Set out every line bearing the string "Ctrl".

[Data records]
== == ==

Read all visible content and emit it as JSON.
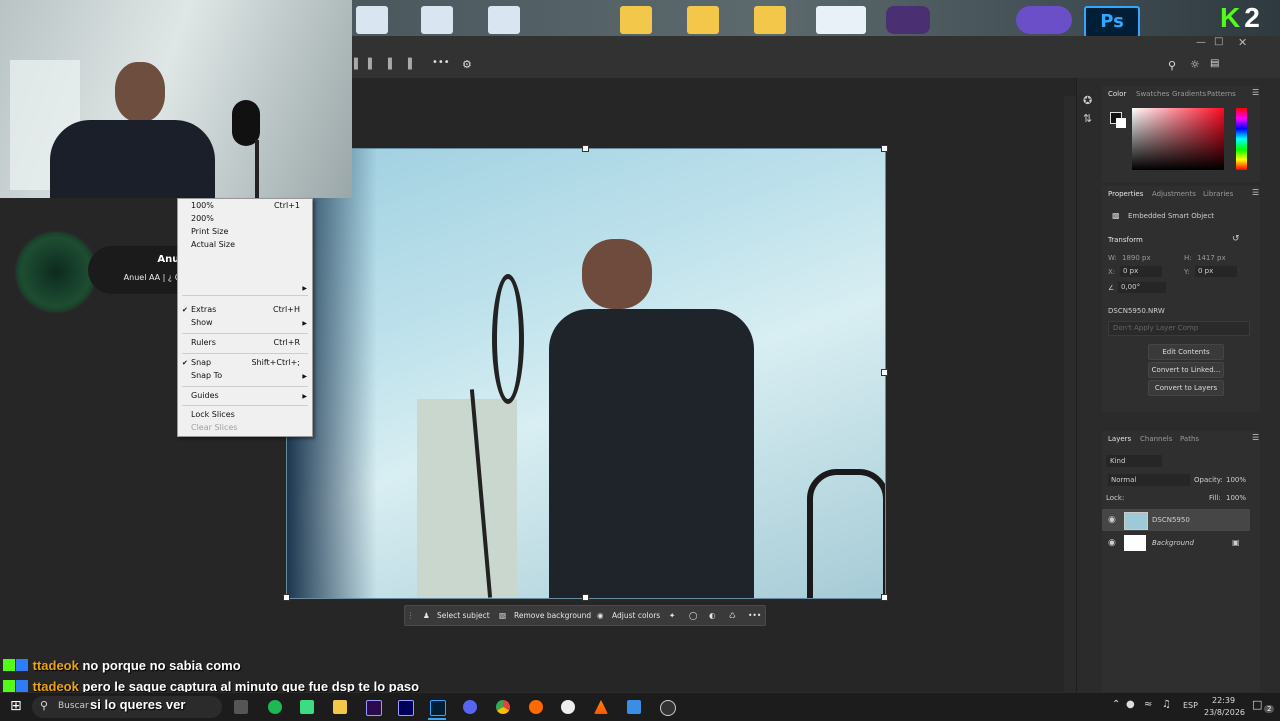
{
  "desktop": {
    "logo_text": "K",
    "logo_number": "2"
  },
  "photoshop": {
    "color_panel": {
      "tabs": [
        "Color",
        "Swatches",
        "Gradients",
        "Patterns"
      ]
    },
    "properties_panel": {
      "tabs": [
        "Properties",
        "Adjustments",
        "Libraries"
      ],
      "object_type": "Embedded Smart Object",
      "transform_label": "Transform",
      "w_label": "W:",
      "w_value": "1890 px",
      "h_label": "H:",
      "h_value": "1417 px",
      "x_label": "X:",
      "x_value": "0 px",
      "y_label": "Y:",
      "y_value": "0 px",
      "angle_value": "0,00°",
      "file_name": "DSCN5950.NRW",
      "layer_comp_placeholder": "Don't Apply Layer Comp",
      "buttons": [
        "Edit Contents",
        "Convert to Linked...",
        "Convert to Layers"
      ]
    },
    "layers_panel": {
      "tabs": [
        "Layers",
        "Channels",
        "Paths"
      ],
      "filter_kind": "Kind",
      "blend_mode": "Normal",
      "opacity_label": "Opacity:",
      "opacity_value": "100%",
      "lock_label": "Lock:",
      "fill_label": "Fill:",
      "fill_value": "100%",
      "layers": [
        {
          "name": "DSCN5950"
        },
        {
          "name": "Background"
        }
      ]
    },
    "context_toolbar": {
      "select_subject": "Select subject",
      "remove_background": "Remove background",
      "adjust_colors": "Adjust colors",
      "more": "•••"
    },
    "options_more": "•••"
  },
  "context_menu": {
    "items": [
      {
        "label": "100%",
        "shortcut": "Ctrl+1"
      },
      {
        "label": "200%",
        "shortcut": ""
      },
      {
        "label": "Print Size",
        "shortcut": ""
      },
      {
        "label": "Actual Size",
        "shortcut": ""
      },
      {
        "label": "Extras",
        "shortcut": "Ctrl+H",
        "checked": true
      },
      {
        "label": "Show",
        "shortcut": ""
      },
      {
        "label": "Rulers",
        "shortcut": "Ctrl+R"
      },
      {
        "label": "Snap",
        "shortcut": "Shift+Ctrl+;",
        "checked": true
      },
      {
        "label": "Snap To",
        "shortcut": ""
      },
      {
        "label": "Guides",
        "shortcut": ""
      },
      {
        "label": "Lock Slices",
        "shortcut": ""
      },
      {
        "label": "Clear Slices",
        "shortcut": "",
        "disabled": true
      }
    ]
  },
  "notification": {
    "title": "Anuel AA",
    "body": "Anuel AA | ¿ QUE NOS PASO ?"
  },
  "chat": {
    "messages": [
      {
        "user": "ttadeok",
        "text": "no porque no sabia como"
      },
      {
        "user": "ttadeok",
        "text": "pero le saque captura al minuto que fue dsp te lo paso"
      },
      {
        "user": "",
        "text": "si lo queres ver"
      }
    ],
    "user_color": "#e8a317"
  },
  "taskbar": {
    "search_placeholder": "Buscar",
    "language": "ESP",
    "time": "22:39",
    "date": "23/8/2026",
    "notification_count": "2"
  }
}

== == ==

== EXERCISE OUTPUT ==
        "shortcut": "Ctrl+1"
        "shortcut": "Ctrl+H",
        "shortcut": "Ctrl+R"
        "shortcut": "Shift+Ctrl+;",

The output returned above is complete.